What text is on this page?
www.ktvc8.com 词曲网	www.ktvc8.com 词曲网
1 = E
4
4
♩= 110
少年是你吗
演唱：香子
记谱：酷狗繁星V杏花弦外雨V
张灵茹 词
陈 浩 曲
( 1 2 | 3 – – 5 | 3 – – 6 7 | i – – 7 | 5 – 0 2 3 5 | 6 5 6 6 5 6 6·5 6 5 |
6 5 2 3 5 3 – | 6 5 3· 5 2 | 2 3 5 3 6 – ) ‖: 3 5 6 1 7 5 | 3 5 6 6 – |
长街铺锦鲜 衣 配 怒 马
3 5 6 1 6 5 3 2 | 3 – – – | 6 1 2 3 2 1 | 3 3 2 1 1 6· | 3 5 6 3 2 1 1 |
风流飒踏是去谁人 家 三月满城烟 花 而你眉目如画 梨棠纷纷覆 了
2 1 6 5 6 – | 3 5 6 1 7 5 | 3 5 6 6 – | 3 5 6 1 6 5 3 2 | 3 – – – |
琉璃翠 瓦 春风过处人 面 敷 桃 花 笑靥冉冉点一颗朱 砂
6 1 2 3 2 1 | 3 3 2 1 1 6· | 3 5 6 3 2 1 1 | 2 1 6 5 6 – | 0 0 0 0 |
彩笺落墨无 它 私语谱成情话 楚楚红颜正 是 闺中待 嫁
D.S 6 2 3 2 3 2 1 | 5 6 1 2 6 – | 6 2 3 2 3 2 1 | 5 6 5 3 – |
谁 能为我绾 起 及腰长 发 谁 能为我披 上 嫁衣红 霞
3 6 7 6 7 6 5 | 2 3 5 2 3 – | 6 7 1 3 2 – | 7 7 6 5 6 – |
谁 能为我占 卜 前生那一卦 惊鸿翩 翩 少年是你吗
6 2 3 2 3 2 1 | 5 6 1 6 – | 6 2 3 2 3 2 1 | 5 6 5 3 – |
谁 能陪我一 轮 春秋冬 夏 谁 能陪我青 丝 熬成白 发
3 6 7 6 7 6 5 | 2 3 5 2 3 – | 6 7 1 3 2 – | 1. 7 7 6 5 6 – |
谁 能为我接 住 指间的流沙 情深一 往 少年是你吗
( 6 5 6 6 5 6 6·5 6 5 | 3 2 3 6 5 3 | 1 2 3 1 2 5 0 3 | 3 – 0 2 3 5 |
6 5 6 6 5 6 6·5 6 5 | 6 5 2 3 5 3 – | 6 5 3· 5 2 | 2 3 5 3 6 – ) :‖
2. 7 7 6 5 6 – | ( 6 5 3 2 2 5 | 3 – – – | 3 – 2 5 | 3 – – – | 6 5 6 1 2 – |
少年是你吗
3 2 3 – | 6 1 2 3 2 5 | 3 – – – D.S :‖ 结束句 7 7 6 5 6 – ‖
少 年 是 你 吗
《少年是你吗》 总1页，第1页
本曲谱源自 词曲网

++++++++++

### Stated exercise
Copy out each line exactly.

### Full solution
What text is on this page?
www.ktvc8.com 词曲网	www.ktvc8.com 词曲网
1 = E
4
4
♩= 110
少年是你吗
演唱：香子
记谱：酷狗繁星V杏花弦外雨V
张灵茹 词
陈 浩 曲
( 1 2 | 3 – – 5 | 3 – – 6 7 | i – – 7 | 5 – 0 2 3 5 | 6 5 6 6 5 6 6·5 6 5 |
6 5 2 3 5 3 – | 6 5 3· 5 2 | 2 3 5 3 6 – ) ‖: 3 5 6 1 7 5 | 3 5 6 6 – |
长街铺锦鲜 衣 配 怒 马
3 5 6 1 6 5 3 2 | 3 – – – | 6 1 2 3 2 1 | 3 3 2 1 1 6· | 3 5 6 3 2 1 1 |
风流飒踏是去谁人 家 三月满城烟 花 而你眉目如画 梨棠纷纷覆 了
2 1 6 5 6 – | 3 5 6 1 7 5 | 3 5 6 6 – | 3 5 6 1 6 5 3 2 | 3 – – – |
琉璃翠 瓦 春风过处人 面 敷 桃 花 笑靥冉冉点一颗朱 砂
6 1 2 3 2 1 | 3 3 2 1 1 6· | 3 5 6 3 2 1 1 | 2 1 6 5 6 – | 0 0 0 0 |
彩笺落墨无 它 私语谱成情话 楚楚红颜正 是 闺中待 嫁
D.S 6 2 3 2 3 2 1 | 5 6 1 2 6 – | 6 2 3 2 3 2 1 | 5 6 5 3 – |
谁 能为我绾 起 及腰长 发 谁 能为我披 上 嫁衣红 霞
3 6 7 6 7 6 5 | 2 3 5 2 3 – | 6 7 1 3 2 – | 7 7 6 5 6 – |
谁 能为我占 卜 前生那一卦 惊鸿翩 翩 少年是你吗
6 2 3 2 3 2 1 | 5 6 1 6 – | 6 2 3 2 3 2 1 | 5 6 5 3 – |
谁 能陪我一 轮 春秋冬 夏 谁 能陪我青 丝 熬成白 发
3 6 7 6 7 6 5 | 2 3 5 2 3 – | 6 7 1 3 2 – | 1. 7 7 6 5 6 – |
谁 能为我接 住 指间的流沙 情深一 往 少年是你吗
( 6 5 6 6 5 6 6·5 6 5 | 3 2 3 6 5 3 | 1 2 3 1 2 5 0 3 | 3 – 0 2 3 5 |
6 5 6 6 5 6 6·5 6 5 | 6 5 2 3 5 3 – | 6 5 3· 5 2 | 2 3 5 3 6 – ) :‖
2. 7 7 6 5 6 – | ( 6 5 3 2 2 5 | 3 – – – | 3 – 2 5 | 3 – – – | 6 5 6 1 2 – |
少年是你吗
3 2 3 – | 6 1 2 3 2 5 | 3 – – – D.S :‖ 结束句 7 7 6 5 6 – ‖
少 年 是 你 吗
《少年是你吗》 总1页，第1页
本曲谱源自 词曲网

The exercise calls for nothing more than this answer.